● EXERCISE AIM:
Pull every line containing the word "Department" from the records.

Dataset entries
_ _ _ _

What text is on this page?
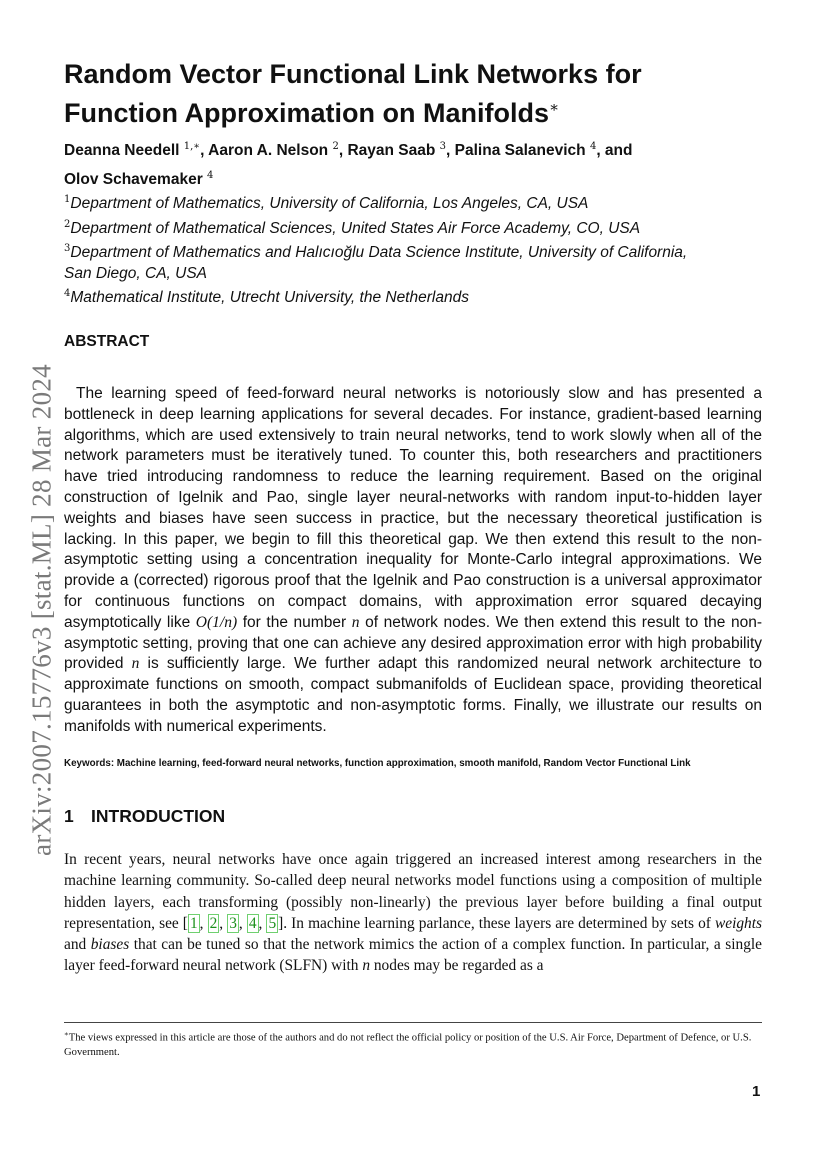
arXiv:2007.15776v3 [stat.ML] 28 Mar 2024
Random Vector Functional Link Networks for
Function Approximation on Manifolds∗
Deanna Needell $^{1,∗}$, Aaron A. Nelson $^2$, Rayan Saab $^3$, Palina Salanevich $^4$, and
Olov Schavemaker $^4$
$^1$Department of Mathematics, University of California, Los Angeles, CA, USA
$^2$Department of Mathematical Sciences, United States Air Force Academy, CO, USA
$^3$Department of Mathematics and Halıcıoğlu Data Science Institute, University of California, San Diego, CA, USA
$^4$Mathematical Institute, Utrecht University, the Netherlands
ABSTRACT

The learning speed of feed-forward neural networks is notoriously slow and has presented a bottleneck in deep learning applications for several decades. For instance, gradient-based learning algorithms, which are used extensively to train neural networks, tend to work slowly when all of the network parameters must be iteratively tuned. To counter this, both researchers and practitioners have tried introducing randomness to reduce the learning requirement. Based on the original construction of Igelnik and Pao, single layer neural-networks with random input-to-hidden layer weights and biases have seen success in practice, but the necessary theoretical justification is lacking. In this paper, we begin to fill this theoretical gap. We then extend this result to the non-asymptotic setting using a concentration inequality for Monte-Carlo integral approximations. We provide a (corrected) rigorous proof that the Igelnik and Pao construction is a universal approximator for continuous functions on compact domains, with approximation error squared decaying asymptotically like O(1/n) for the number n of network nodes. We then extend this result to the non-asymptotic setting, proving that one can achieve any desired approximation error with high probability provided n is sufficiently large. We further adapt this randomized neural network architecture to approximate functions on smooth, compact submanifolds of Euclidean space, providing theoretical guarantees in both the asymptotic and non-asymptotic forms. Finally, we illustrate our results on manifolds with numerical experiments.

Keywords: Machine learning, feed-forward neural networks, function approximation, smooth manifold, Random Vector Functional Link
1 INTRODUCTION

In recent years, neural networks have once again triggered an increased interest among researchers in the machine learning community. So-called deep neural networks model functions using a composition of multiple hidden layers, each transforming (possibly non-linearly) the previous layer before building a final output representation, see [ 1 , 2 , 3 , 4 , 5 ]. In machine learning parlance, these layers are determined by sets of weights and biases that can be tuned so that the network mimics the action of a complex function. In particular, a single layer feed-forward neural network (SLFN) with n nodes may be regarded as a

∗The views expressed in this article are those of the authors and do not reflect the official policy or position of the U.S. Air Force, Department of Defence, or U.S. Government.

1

_ _ _ _

● TASK OUTPUT:
$^1$Department of Mathematics, University of California, Los Angeles, CA, USA
$^2$Department of Mathematical Sciences, United States Air Force Academy, CO, USA
$^3$Department of Mathematics and Halıcıoğlu Data Science Institute, University of California, San Diego, CA, USA
∗The views expressed in this article are those of the authors and do not reflect the official policy or position of the U.S. Air Force, Department of Defence, or U.S. Government.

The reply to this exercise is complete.